(WHAT YOU NEED TO DO): Each line below must be set down exactly; omit any image you find.

Extracted data entries
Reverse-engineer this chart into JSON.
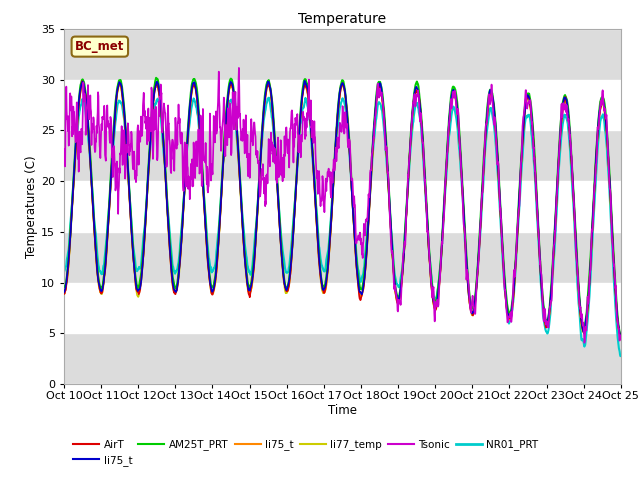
{
  "title": "Temperature",
  "xlabel": "Time",
  "ylabel": "Temperatures (C)",
  "ylim": [
    0,
    35
  ],
  "xlim": [
    0,
    360
  ],
  "annotation": "BC_met",
  "x_tick_labels": [
    "Oct 10",
    "Oct 11",
    "Oct 12",
    "Oct 13",
    "Oct 14",
    "Oct 15",
    "Oct 16",
    "Oct 17",
    "Oct 18",
    "Oct 19",
    "Oct 20",
    "Oct 21",
    "Oct 22",
    "Oct 23",
    "Oct 24",
    "Oct 25"
  ],
  "x_tick_positions": [
    0,
    24,
    48,
    72,
    96,
    120,
    144,
    168,
    192,
    216,
    240,
    264,
    288,
    312,
    336,
    360
  ],
  "series": {
    "AirT": {
      "color": "#dd0000",
      "lw": 1.2
    },
    "li75_t_b": {
      "color": "#0000cc",
      "lw": 1.2
    },
    "AM25T_PRT": {
      "color": "#00cc00",
      "lw": 1.5
    },
    "li75_t": {
      "color": "#ff8800",
      "lw": 1.2
    },
    "li77_temp": {
      "color": "#cccc00",
      "lw": 1.2
    },
    "Tsonic": {
      "color": "#cc00cc",
      "lw": 1.2
    },
    "NR01_PRT": {
      "color": "#00cccc",
      "lw": 1.5
    }
  },
  "legend_labels": [
    "AirT",
    "li75_t",
    "AM25T_PRT",
    "li75_t",
    "li77_temp",
    "Tsonic",
    "NR01_PRT"
  ],
  "legend_colors": [
    "#dd0000",
    "#0000cc",
    "#00cc00",
    "#ff8800",
    "#cccc00",
    "#cc00cc",
    "#00cccc"
  ],
  "yticks": [
    0,
    5,
    10,
    15,
    20,
    25,
    30,
    35
  ],
  "gray_band_color": "#dcdcdc",
  "annotation_facecolor": "#ffffcc",
  "annotation_edgecolor": "#8b6914",
  "annotation_textcolor": "#8b0000"
}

(TASK RESPONSE):
Reverse-engineer this chart into JSON.
{
  "title": "Temperature",
  "xlabel": "Time",
  "ylabel": "Temperatures (C)",
  "ylim": [
    0,
    35
  ],
  "xlim": [
    0,
    360
  ],
  "annotation": "BC_met",
  "x_tick_labels": [
    "Oct 10",
    "Oct 11",
    "Oct 12",
    "Oct 13",
    "Oct 14",
    "Oct 15",
    "Oct 16",
    "Oct 17",
    "Oct 18",
    "Oct 19",
    "Oct 20",
    "Oct 21",
    "Oct 22",
    "Oct 23",
    "Oct 24",
    "Oct 25"
  ],
  "x_tick_positions": [
    0,
    24,
    48,
    72,
    96,
    120,
    144,
    168,
    192,
    216,
    240,
    264,
    288,
    312,
    336,
    360
  ],
  "series": {
    "AirT": {
      "color": "#dd0000",
      "lw": 1.2
    },
    "li75_t_b": {
      "color": "#0000cc",
      "lw": 1.2
    },
    "AM25T_PRT": {
      "color": "#00cc00",
      "lw": 1.5
    },
    "li75_t": {
      "color": "#ff8800",
      "lw": 1.2
    },
    "li77_temp": {
      "color": "#cccc00",
      "lw": 1.2
    },
    "Tsonic": {
      "color": "#cc00cc",
      "lw": 1.2
    },
    "NR01_PRT": {
      "color": "#00cccc",
      "lw": 1.5
    }
  },
  "legend_labels": [
    "AirT",
    "li75_t",
    "AM25T_PRT",
    "li75_t",
    "li77_temp",
    "Tsonic",
    "NR01_PRT"
  ],
  "legend_colors": [
    "#dd0000",
    "#0000cc",
    "#00cc00",
    "#ff8800",
    "#cccc00",
    "#cc00cc",
    "#00cccc"
  ],
  "yticks": [
    0,
    5,
    10,
    15,
    20,
    25,
    30,
    35
  ],
  "gray_band_color": "#dcdcdc",
  "annotation_facecolor": "#ffffcc",
  "annotation_edgecolor": "#8b6914",
  "annotation_textcolor": "#8b0000"
}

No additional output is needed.